# Dataset content start

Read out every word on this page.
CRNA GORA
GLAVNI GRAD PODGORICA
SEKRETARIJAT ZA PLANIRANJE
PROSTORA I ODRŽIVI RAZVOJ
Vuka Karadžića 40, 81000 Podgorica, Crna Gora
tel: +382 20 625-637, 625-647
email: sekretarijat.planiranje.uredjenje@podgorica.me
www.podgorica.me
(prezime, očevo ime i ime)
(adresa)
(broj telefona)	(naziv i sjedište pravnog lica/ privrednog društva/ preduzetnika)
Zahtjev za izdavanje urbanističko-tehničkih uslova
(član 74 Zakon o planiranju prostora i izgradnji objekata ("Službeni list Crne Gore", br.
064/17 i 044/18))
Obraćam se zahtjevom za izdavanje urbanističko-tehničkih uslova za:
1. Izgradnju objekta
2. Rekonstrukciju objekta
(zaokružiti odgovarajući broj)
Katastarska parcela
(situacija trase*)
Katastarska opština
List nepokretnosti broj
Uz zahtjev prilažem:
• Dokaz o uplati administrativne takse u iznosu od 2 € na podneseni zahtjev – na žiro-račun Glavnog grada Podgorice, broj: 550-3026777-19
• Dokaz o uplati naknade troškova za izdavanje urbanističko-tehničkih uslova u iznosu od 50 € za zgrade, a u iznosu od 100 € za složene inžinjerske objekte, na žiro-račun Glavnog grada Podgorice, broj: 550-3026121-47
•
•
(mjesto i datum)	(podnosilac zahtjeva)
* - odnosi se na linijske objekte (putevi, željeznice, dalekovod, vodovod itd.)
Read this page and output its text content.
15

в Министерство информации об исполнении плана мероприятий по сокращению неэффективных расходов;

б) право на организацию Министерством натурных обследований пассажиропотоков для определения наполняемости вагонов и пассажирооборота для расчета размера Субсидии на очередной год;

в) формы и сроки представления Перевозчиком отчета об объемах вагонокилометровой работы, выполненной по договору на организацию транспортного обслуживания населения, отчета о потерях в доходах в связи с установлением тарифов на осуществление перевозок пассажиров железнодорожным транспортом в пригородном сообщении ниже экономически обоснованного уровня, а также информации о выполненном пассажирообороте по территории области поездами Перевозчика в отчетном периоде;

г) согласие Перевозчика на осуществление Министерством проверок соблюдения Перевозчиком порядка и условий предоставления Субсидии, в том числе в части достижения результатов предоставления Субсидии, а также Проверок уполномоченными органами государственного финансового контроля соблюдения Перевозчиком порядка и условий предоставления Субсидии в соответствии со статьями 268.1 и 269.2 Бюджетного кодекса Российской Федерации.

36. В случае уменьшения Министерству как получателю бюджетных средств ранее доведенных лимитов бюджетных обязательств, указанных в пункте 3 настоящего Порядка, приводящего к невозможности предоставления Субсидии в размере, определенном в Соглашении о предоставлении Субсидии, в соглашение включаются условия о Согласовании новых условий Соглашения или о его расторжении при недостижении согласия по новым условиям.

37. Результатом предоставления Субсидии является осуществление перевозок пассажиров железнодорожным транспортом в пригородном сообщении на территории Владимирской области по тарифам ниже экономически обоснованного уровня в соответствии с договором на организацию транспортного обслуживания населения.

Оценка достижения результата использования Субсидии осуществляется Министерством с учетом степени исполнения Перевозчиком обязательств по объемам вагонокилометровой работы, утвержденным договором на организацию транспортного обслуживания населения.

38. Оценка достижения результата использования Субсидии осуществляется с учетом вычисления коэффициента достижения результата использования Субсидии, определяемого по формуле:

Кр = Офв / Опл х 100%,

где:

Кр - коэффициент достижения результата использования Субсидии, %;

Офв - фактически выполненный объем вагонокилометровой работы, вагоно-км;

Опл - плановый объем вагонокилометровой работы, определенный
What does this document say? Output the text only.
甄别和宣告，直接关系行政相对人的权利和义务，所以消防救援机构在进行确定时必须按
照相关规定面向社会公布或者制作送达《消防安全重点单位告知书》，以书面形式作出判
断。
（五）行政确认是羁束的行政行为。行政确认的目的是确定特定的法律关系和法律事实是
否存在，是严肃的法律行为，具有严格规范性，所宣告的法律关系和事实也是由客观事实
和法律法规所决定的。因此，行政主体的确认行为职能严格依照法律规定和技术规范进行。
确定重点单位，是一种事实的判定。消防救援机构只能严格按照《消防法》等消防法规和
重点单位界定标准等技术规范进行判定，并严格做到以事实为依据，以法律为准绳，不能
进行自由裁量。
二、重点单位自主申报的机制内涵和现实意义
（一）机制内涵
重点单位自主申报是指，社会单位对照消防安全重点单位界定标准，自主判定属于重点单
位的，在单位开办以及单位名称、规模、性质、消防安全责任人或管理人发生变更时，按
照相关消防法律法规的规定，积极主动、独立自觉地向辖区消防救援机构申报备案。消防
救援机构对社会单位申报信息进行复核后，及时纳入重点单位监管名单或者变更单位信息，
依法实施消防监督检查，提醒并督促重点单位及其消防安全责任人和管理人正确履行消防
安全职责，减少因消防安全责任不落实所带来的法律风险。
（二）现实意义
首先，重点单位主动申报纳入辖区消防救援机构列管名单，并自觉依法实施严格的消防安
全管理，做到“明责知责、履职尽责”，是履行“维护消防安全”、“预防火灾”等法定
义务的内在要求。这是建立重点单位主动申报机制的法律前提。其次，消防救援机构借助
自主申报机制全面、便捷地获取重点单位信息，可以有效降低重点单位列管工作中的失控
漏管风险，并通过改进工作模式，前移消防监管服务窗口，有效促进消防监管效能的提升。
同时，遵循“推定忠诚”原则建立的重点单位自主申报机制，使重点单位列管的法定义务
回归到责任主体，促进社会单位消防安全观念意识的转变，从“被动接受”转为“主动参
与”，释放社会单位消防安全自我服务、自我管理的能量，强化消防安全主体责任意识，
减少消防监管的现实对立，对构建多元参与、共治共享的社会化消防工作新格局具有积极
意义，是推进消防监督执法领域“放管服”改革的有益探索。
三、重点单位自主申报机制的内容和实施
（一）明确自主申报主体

# Dataset content end

> Task directions
Please output the entries above, every line exactly as it reads.

> Answer in full
Read out every word on this page.
CRNA GORA
GLAVNI GRAD PODGORICA
SEKRETARIJAT ZA PLANIRANJE
PROSTORA I ODRŽIVI RAZVOJ
Vuka Karadžića 40, 81000 Podgorica, Crna Gora
tel: +382 20 625-637, 625-647
email: sekretarijat.planiranje.uredjenje@podgorica.me
www.podgorica.me
(prezime, očevo ime i ime)
(adresa)
(broj telefona)	(naziv i sjedište pravnog lica/ privrednog društva/ preduzetnika)
Zahtjev za izdavanje urbanističko-tehničkih uslova
(član 74 Zakon o planiranju prostora i izgradnji objekata ("Službeni list Crne Gore", br.
064/17 i 044/18))
Obraćam se zahtjevom za izdavanje urbanističko-tehničkih uslova za:
1. Izgradnju objekta
2. Rekonstrukciju objekta
(zaokružiti odgovarajući broj)
Katastarska parcela
(situacija trase*)
Katastarska opština
List nepokretnosti broj
Uz zahtjev prilažem:
• Dokaz o uplati administrativne takse u iznosu od 2 € na podneseni zahtjev – na žiro-račun Glavnog grada Podgorice, broj: 550-3026777-19
• Dokaz o uplati naknade troškova za izdavanje urbanističko-tehničkih uslova u iznosu od 50 € za zgrade, a u iznosu od 100 € za složene inžinjerske objekte, na žiro-račun Glavnog grada Podgorice, broj: 550-3026121-47
•
•
(mjesto i datum)	(podnosilac zahtjeva)
* - odnosi se na linijske objekte (putevi, željeznice, dalekovod, vodovod itd.)
Read this page and output its text content.
15

в Министерство информации об исполнении плана мероприятий по сокращению неэффективных расходов;

б) право на организацию Министерством натурных обследований пассажиропотоков для определения наполняемости вагонов и пассажирооборота для расчета размера Субсидии на очередной год;

в) формы и сроки представления Перевозчиком отчета об объемах вагонокилометровой работы, выполненной по договору на организацию транспортного обслуживания населения, отчета о потерях в доходах в связи с установлением тарифов на осуществление перевозок пассажиров железнодорожным транспортом в пригородном сообщении ниже экономически обоснованного уровня, а также информации о выполненном пассажирообороте по территории области поездами Перевозчика в отчетном периоде;

г) согласие Перевозчика на осуществление Министерством проверок соблюдения Перевозчиком порядка и условий предоставления Субсидии, в том числе в части достижения результатов предоставления Субсидии, а также Проверок уполномоченными органами государственного финансового контроля соблюдения Перевозчиком порядка и условий предоставления Субсидии в соответствии со статьями 268.1 и 269.2 Бюджетного кодекса Российской Федерации.

36. В случае уменьшения Министерству как получателю бюджетных средств ранее доведенных лимитов бюджетных обязательств, указанных в пункте 3 настоящего Порядка, приводящего к невозможности предоставления Субсидии в размере, определенном в Соглашении о предоставлении Субсидии, в соглашение включаются условия о Согласовании новых условий Соглашения или о его расторжении при недостижении согласия по новым условиям.

37. Результатом предоставления Субсидии является осуществление перевозок пассажиров железнодорожным транспортом в пригородном сообщении на территории Владимирской области по тарифам ниже экономически обоснованного уровня в соответствии с договором на организацию транспортного обслуживания населения.

Оценка достижения результата использования Субсидии осуществляется Министерством с учетом степени исполнения Перевозчиком обязательств по объемам вагонокилометровой работы, утвержденным договором на организацию транспортного обслуживания населения.

38. Оценка достижения результата использования Субсидии осуществляется с учетом вычисления коэффициента достижения результата использования Субсидии, определяемого по формуле:

Кр = Офв / Опл х 100%,

где:

Кр - коэффициент достижения результата использования Субсидии, %;

Офв - фактически выполненный объем вагонокилометровой работы, вагоно-км;

Опл - плановый объем вагонокилометровой работы, определенный
What does this document say? Output the text only.
甄别和宣告，直接关系行政相对人的权利和义务，所以消防救援机构在进行确定时必须按
照相关规定面向社会公布或者制作送达《消防安全重点单位告知书》，以书面形式作出判
断。
（五）行政确认是羁束的行政行为。行政确认的目的是确定特定的法律关系和法律事实是
否存在，是严肃的法律行为，具有严格规范性，所宣告的法律关系和事实也是由客观事实
和法律法规所决定的。因此，行政主体的确认行为职能严格依照法律规定和技术规范进行。
确定重点单位，是一种事实的判定。消防救援机构只能严格按照《消防法》等消防法规和
重点单位界定标准等技术规范进行判定，并严格做到以事实为依据，以法律为准绳，不能
进行自由裁量。
二、重点单位自主申报的机制内涵和现实意义
（一）机制内涵
重点单位自主申报是指，社会单位对照消防安全重点单位界定标准，自主判定属于重点单
位的，在单位开办以及单位名称、规模、性质、消防安全责任人或管理人发生变更时，按
照相关消防法律法规的规定，积极主动、独立自觉地向辖区消防救援机构申报备案。消防
救援机构对社会单位申报信息进行复核后，及时纳入重点单位监管名单或者变更单位信息，
依法实施消防监督检查，提醒并督促重点单位及其消防安全责任人和管理人正确履行消防
安全职责，减少因消防安全责任不落实所带来的法律风险。
（二）现实意义
首先，重点单位主动申报纳入辖区消防救援机构列管名单，并自觉依法实施严格的消防安
全管理，做到“明责知责、履职尽责”，是履行“维护消防安全”、“预防火灾”等法定
义务的内在要求。这是建立重点单位主动申报机制的法律前提。其次，消防救援机构借助
自主申报机制全面、便捷地获取重点单位信息，可以有效降低重点单位列管工作中的失控
漏管风险，并通过改进工作模式，前移消防监管服务窗口，有效促进消防监管效能的提升。
同时，遵循“推定忠诚”原则建立的重点单位自主申报机制，使重点单位列管的法定义务
回归到责任主体，促进社会单位消防安全观念意识的转变，从“被动接受”转为“主动参
与”，释放社会单位消防安全自我服务、自我管理的能量，强化消防安全主体责任意识，
减少消防监管的现实对立，对构建多元参与、共治共享的社会化消防工作新格局具有积极
意义，是推进消防监督执法领域“放管服”改革的有益探索。
三、重点单位自主申报机制的内容和实施
（一）明确自主申报主体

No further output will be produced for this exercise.